Stored data:
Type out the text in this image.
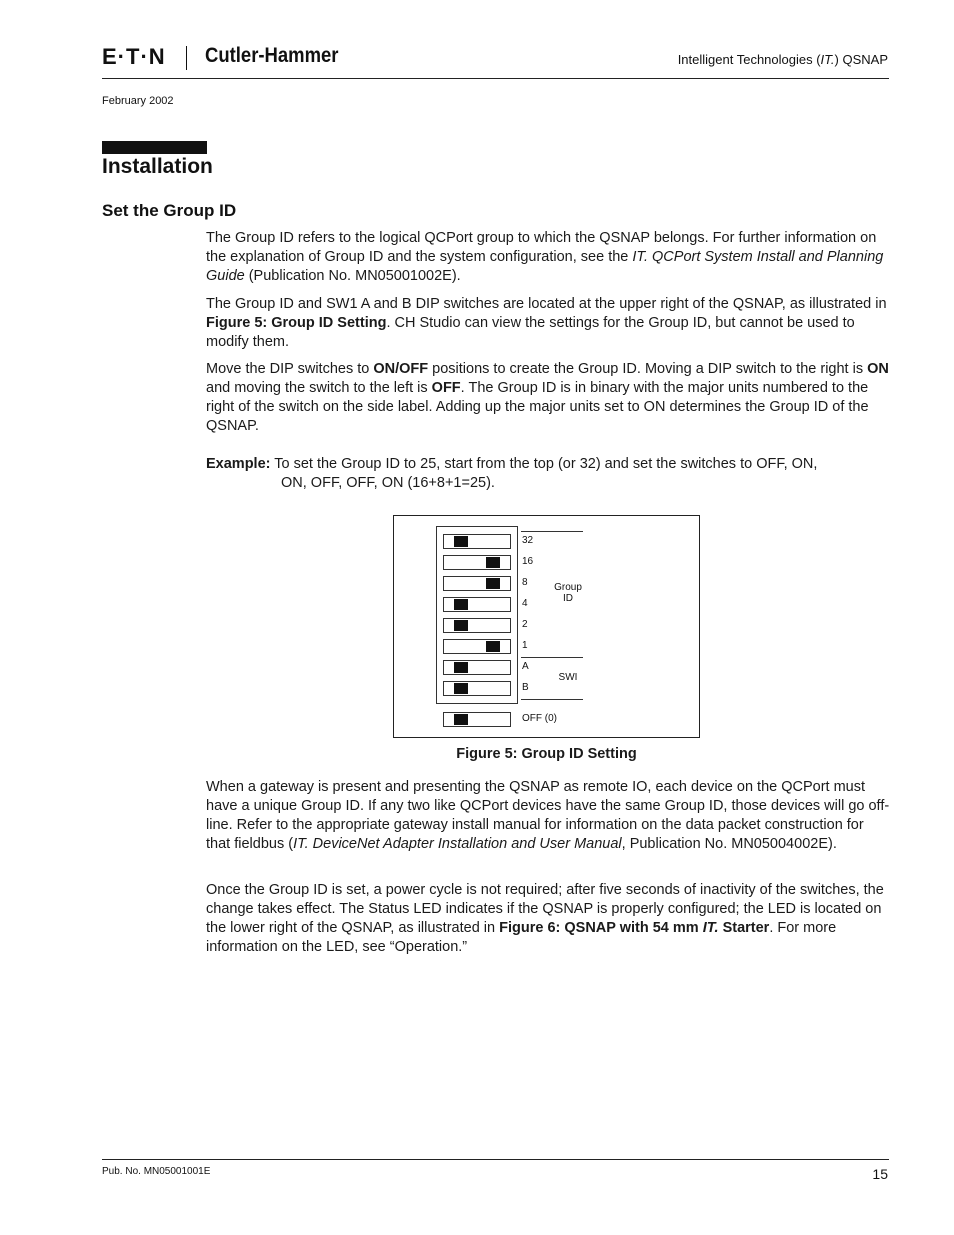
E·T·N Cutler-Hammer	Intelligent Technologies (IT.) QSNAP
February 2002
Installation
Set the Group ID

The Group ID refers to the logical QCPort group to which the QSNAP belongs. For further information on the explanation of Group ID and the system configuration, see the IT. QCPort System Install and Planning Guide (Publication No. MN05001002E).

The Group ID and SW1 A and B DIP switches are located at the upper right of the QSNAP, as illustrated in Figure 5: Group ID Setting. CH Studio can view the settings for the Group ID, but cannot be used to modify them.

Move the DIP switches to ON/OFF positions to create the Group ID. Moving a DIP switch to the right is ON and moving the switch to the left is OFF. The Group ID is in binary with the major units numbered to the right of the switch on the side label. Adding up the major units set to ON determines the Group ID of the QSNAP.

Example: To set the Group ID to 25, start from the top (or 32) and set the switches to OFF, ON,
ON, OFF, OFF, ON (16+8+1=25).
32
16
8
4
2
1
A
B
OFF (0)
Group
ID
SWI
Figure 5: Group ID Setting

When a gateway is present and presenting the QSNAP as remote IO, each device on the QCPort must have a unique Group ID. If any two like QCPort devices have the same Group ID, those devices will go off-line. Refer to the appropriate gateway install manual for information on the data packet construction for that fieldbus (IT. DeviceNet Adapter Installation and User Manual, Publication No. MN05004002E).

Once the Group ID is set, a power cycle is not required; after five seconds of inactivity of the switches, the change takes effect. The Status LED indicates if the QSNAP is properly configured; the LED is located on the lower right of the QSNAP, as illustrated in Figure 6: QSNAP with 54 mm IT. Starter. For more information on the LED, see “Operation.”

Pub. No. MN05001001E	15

Your objective: Each record above is to be restated exactly, with its pictures removed from the copy.

Response:
Type out the text in this image.
E·T·N Cutler-Hammer	Intelligent Technologies (IT.) QSNAP
February 2002
Installation
Set the Group ID

The Group ID refers to the logical QCPort group to which the QSNAP belongs. For further information on the explanation of Group ID and the system configuration, see the IT. QCPort System Install and Planning Guide (Publication No. MN05001002E).

The Group ID and SW1 A and B DIP switches are located at the upper right of the QSNAP, as illustrated in Figure 5: Group ID Setting. CH Studio can view the settings for the Group ID, but cannot be used to modify them.

Move the DIP switches to ON/OFF positions to create the Group ID. Moving a DIP switch to the right is ON and moving the switch to the left is OFF. The Group ID is in binary with the major units numbered to the right of the switch on the side label. Adding up the major units set to ON determines the Group ID of the QSNAP.

Example: To set the Group ID to 25, start from the top (or 32) and set the switches to OFF, ON,
ON, OFF, OFF, ON (16+8+1=25).
32
16
8
4
2
1
A
B
OFF (0)
Group
ID
SWI
Figure 5: Group ID Setting

When a gateway is present and presenting the QSNAP as remote IO, each device on the QCPort must have a unique Group ID. If any two like QCPort devices have the same Group ID, those devices will go off-line. Refer to the appropriate gateway install manual for information on the data packet construction for that fieldbus (IT. DeviceNet Adapter Installation and User Manual, Publication No. MN05004002E).

Once the Group ID is set, a power cycle is not required; after five seconds of inactivity of the switches, the change takes effect. The Status LED indicates if the QSNAP is properly configured; the LED is located on the lower right of the QSNAP, as illustrated in Figure 6: QSNAP with 54 mm IT. Starter. For more information on the LED, see “Operation.”

Pub. No. MN05001001E	15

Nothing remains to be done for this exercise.